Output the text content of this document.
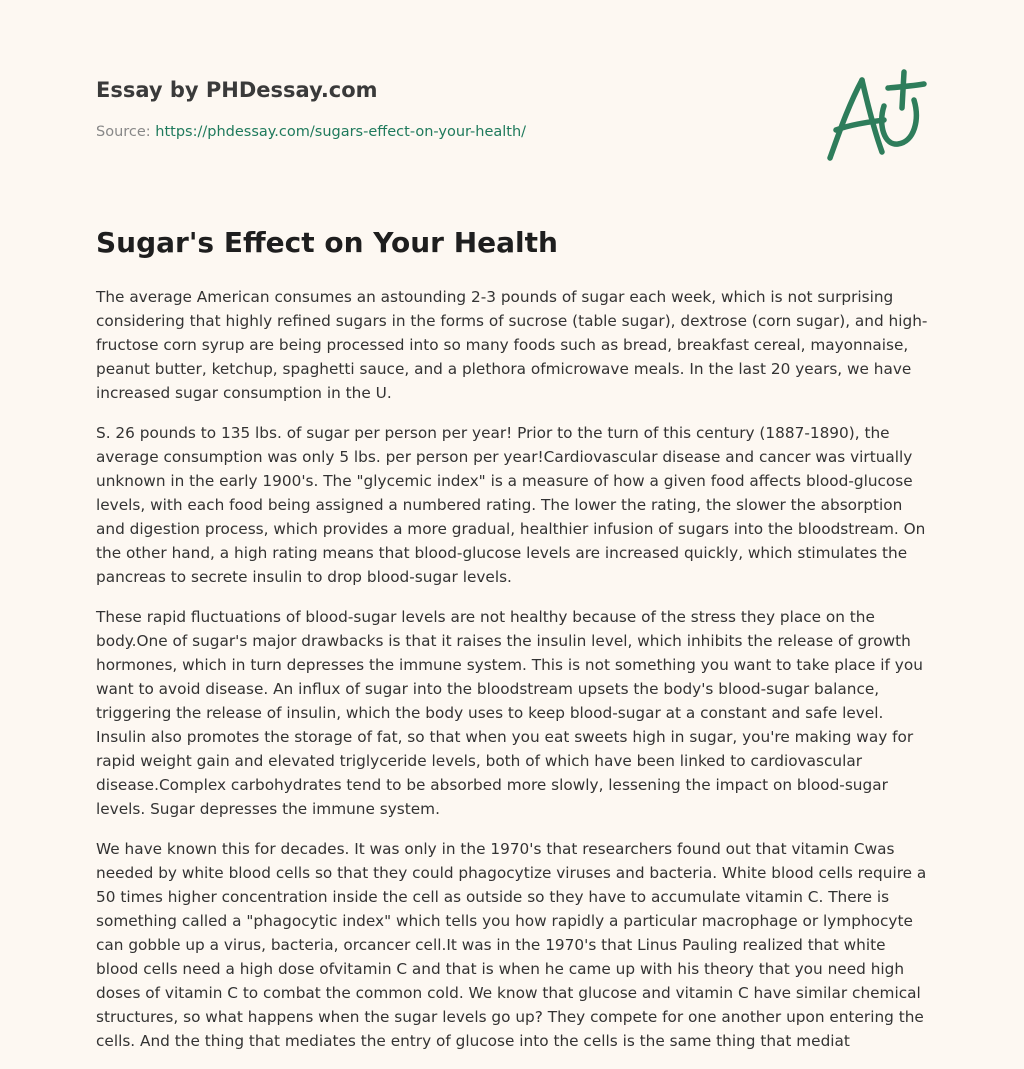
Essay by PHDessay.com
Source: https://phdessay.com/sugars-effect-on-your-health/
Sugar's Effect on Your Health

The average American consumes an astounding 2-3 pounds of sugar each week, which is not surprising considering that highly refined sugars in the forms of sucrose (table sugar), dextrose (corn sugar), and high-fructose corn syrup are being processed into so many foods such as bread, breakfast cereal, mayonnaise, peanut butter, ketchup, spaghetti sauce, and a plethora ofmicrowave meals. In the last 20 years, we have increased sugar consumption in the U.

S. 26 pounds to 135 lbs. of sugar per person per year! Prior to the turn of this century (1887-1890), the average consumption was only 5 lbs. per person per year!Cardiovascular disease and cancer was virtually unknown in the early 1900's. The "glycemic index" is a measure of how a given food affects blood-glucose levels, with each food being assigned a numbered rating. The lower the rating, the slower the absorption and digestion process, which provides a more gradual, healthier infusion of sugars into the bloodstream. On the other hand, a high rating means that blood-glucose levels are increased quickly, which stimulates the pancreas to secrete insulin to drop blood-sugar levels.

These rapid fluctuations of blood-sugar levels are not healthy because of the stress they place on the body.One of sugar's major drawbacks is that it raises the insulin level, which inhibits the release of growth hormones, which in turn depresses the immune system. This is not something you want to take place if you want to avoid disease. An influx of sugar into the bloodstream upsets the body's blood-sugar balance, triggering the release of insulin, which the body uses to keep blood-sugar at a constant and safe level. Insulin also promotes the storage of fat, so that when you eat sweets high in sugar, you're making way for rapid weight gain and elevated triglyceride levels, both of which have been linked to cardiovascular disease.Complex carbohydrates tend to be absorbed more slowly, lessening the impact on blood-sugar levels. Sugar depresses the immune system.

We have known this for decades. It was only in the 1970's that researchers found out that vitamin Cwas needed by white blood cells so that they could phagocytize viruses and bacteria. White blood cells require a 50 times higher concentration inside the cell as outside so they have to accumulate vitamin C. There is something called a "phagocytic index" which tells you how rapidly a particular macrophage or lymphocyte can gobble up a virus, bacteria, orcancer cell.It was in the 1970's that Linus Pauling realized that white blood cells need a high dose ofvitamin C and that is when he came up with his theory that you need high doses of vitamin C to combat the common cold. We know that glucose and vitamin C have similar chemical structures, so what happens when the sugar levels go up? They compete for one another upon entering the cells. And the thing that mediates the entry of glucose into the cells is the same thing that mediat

Exercise instructions: When you write out the material again, keep every word exact and omit the pictures.

Written reply:
Output the text content of this document.
Essay by PHDessay.com
Source: https://phdessay.com/sugars-effect-on-your-health/
Sugar's Effect on Your Health

The average American consumes an astounding 2-3 pounds of sugar each week, which is not surprising considering that highly refined sugars in the forms of sucrose (table sugar), dextrose (corn sugar), and high-fructose corn syrup are being processed into so many foods such as bread, breakfast cereal, mayonnaise, peanut butter, ketchup, spaghetti sauce, and a plethora ofmicrowave meals. In the last 20 years, we have increased sugar consumption in the U.

S. 26 pounds to 135 lbs. of sugar per person per year! Prior to the turn of this century (1887-1890), the average consumption was only 5 lbs. per person per year!Cardiovascular disease and cancer was virtually unknown in the early 1900's. The "glycemic index" is a measure of how a given food affects blood-glucose levels, with each food being assigned a numbered rating. The lower the rating, the slower the absorption and digestion process, which provides a more gradual, healthier infusion of sugars into the bloodstream. On the other hand, a high rating means that blood-glucose levels are increased quickly, which stimulates the pancreas to secrete insulin to drop blood-sugar levels.

These rapid fluctuations of blood-sugar levels are not healthy because of the stress they place on the body.One of sugar's major drawbacks is that it raises the insulin level, which inhibits the release of growth hormones, which in turn depresses the immune system. This is not something you want to take place if you want to avoid disease. An influx of sugar into the bloodstream upsets the body's blood-sugar balance, triggering the release of insulin, which the body uses to keep blood-sugar at a constant and safe level. Insulin also promotes the storage of fat, so that when you eat sweets high in sugar, you're making way for rapid weight gain and elevated triglyceride levels, both of which have been linked to cardiovascular disease.Complex carbohydrates tend to be absorbed more slowly, lessening the impact on blood-sugar levels. Sugar depresses the immune system.

We have known this for decades. It was only in the 1970's that researchers found out that vitamin Cwas needed by white blood cells so that they could phagocytize viruses and bacteria. White blood cells require a 50 times higher concentration inside the cell as outside so they have to accumulate vitamin C. There is something called a "phagocytic index" which tells you how rapidly a particular macrophage or lymphocyte can gobble up a virus, bacteria, orcancer cell.It was in the 1970's that Linus Pauling realized that white blood cells need a high dose ofvitamin C and that is when he came up with his theory that you need high doses of vitamin C to combat the common cold. We know that glucose and vitamin C have similar chemical structures, so what happens when the sugar levels go up? They compete for one another upon entering the cells. And the thing that mediates the entry of glucose into the cells is the same thing that mediat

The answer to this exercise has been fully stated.